- **Exercise**: Take the lines from the one with "Convert this document image to plain text." through the end of the material below and repeat them exactly, dropping every picture.

:: Records for the exercise

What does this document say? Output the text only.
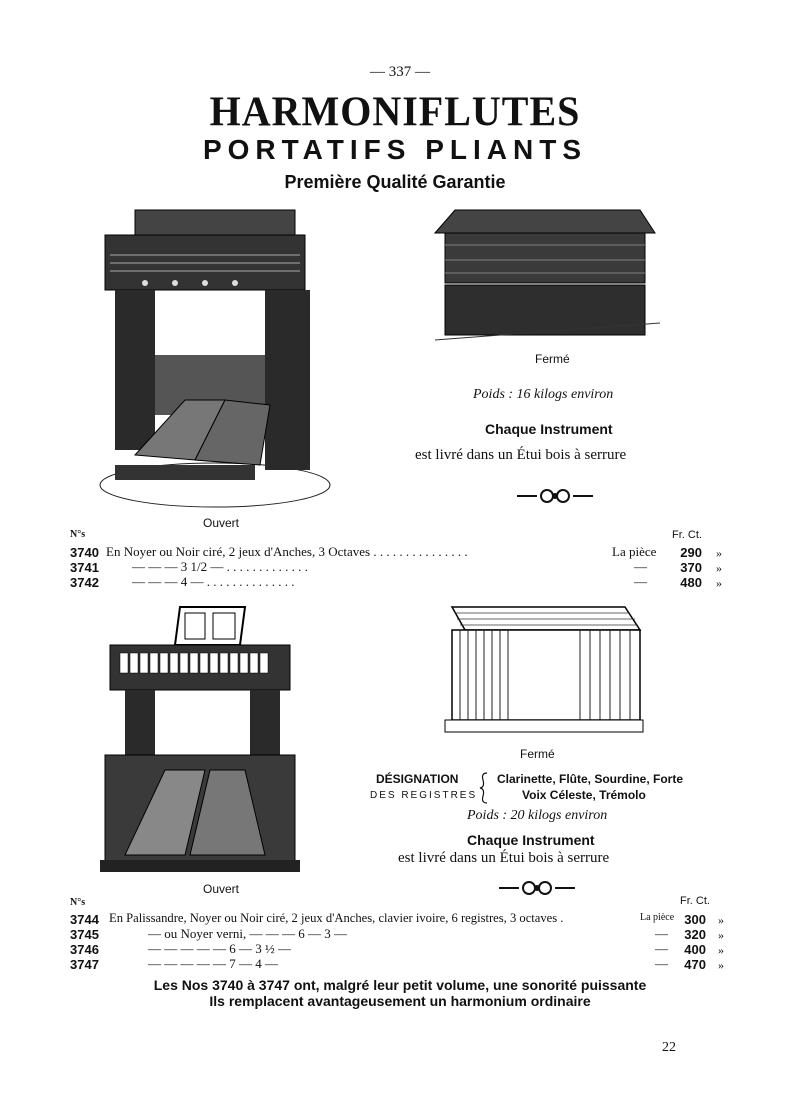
— 337 —
HARMONIFLUTES
PORTATIFS PLIANTS
Première Qualité Garantie
Ouvert
Fermé
Poids : 16 kilogs environ
Chaque Instrument
est livré dans un Étui bois à serrure
N°s	Fr. Ct.
3740 En Noyer ou Noir ciré, 2 jeux d'Anches, 3 Octaves . . . . . . . . . . . . . . .	La pièce	290 »
3741	— — — 3 1/2 — . . . . . . . . . . . . .	—	370 »
3742	— — — 4 — . . . . . . . . . . . . . .	—	480 »
Ouvert
Fermé
DÉSIGNATION
DES REGISTRES
Clarinette, Flûte, Sourdine, Forte
Voix Céleste, Trémolo
Poids : 20 kilogs environ
Chaque Instrument
est livré dans un Étui bois à serrure
N°s	Fr. Ct.
3744 En Palissandre, Noyer ou Noir ciré, 2 jeux d'Anches, clavier ivoire, 6 registres, 3 octaves .	La pièce 300 »
3745	— ou Noyer verni, — — — 6 — 3 —	—	320 »
3746	— — — — — 6 — 3 ½ —	—	400 »
3747	— — — — — 7 — 4 —	—	470 »
Les Nos 3740 à 3747 ont, malgré leur petit volume, une sonorité puissante
Ils remplacent avantageusement un harmonium ordinaire
22
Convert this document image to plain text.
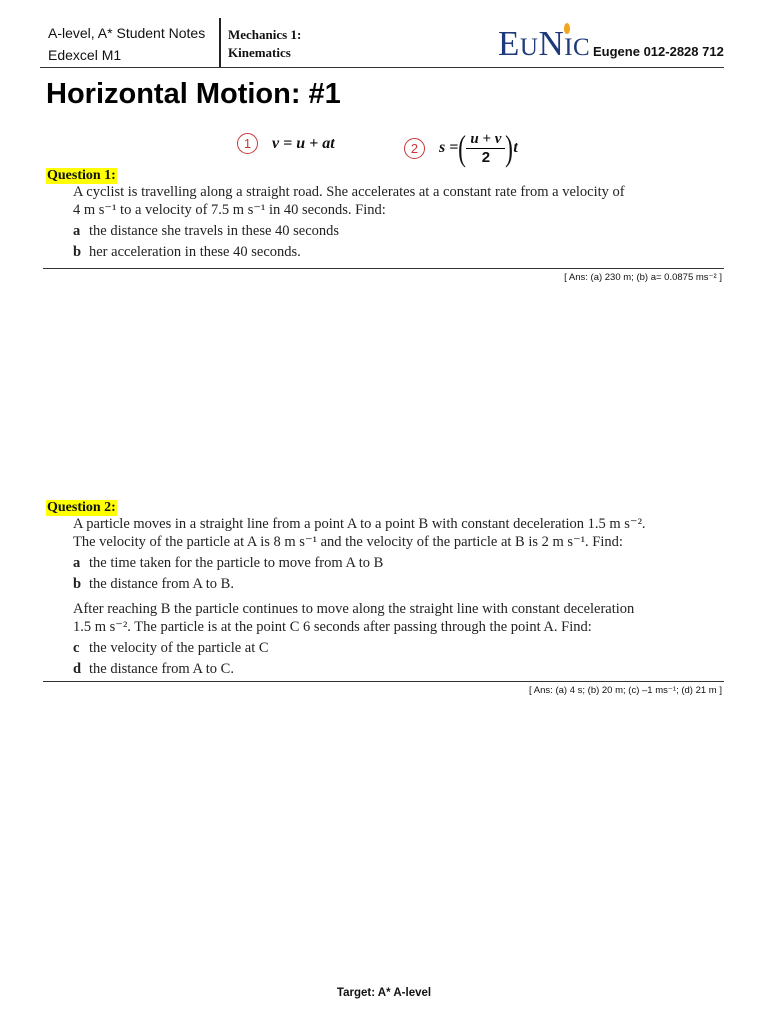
A-level, A* Student Notes
Edexcel M1
Mechanics 1:
Kinematics	EUNIC Eugene 012-2828 712
Horizontal Motion: #1
1	v = u + at	2	s = ( $\frac{u + v}{2}$ ) t
Question 1:
A cyclist is travelling along a straight road. She accelerates at a constant rate from a velocity of
4 m s⁻¹ to a velocity of 7.5 m s⁻¹ in 40 seconds. Find:
a the distance she travels in these 40 seconds
b her acceleration in these 40 seconds.
[ Ans: (a) 230 m; (b) a= 0.0875 ms⁻² ]
Question 2:
A particle moves in a straight line from a point A to a point B with constant deceleration 1.5 m s⁻².
The velocity of the particle at A is 8 m s⁻¹ and the velocity of the particle at B is 2 m s⁻¹. Find:
a the time taken for the particle to move from A to B
b the distance from A to B.
After reaching B the particle continues to move along the straight line with constant deceleration
1.5 m s⁻². The particle is at the point C 6 seconds after passing through the point A. Find:
c the velocity of the particle at C
d the distance from A to C.
[ Ans: (a) 4 s; (b) 20 m; (c) –1 ms⁻¹; (d) 21 m ]
Target: A* A-level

::::

- **Full output**:
Convert this document image to plain text.
A-level, A* Student Notes
Edexcel M1
Mechanics 1:
Kinematics	EUNIC Eugene 012-2828 712
Horizontal Motion: #1
1	v = u + at	2	s = ( $\frac{u + v}{2}$ ) t
Question 1:
A cyclist is travelling along a straight road. She accelerates at a constant rate from a velocity of
4 m s⁻¹ to a velocity of 7.5 m s⁻¹ in 40 seconds. Find:
a the distance she travels in these 40 seconds
b her acceleration in these 40 seconds.
[ Ans: (a) 230 m; (b) a= 0.0875 ms⁻² ]
Question 2:
A particle moves in a straight line from a point A to a point B with constant deceleration 1.5 m s⁻².
The velocity of the particle at A is 8 m s⁻¹ and the velocity of the particle at B is 2 m s⁻¹. Find:
a the time taken for the particle to move from A to B
b the distance from A to B.
After reaching B the particle continues to move along the straight line with constant deceleration
1.5 m s⁻². The particle is at the point C 6 seconds after passing through the point A. Find:
c the velocity of the particle at C
d the distance from A to C.
[ Ans: (a) 4 s; (b) 20 m; (c) –1 ms⁻¹; (d) 21 m ]
Target: A* A-level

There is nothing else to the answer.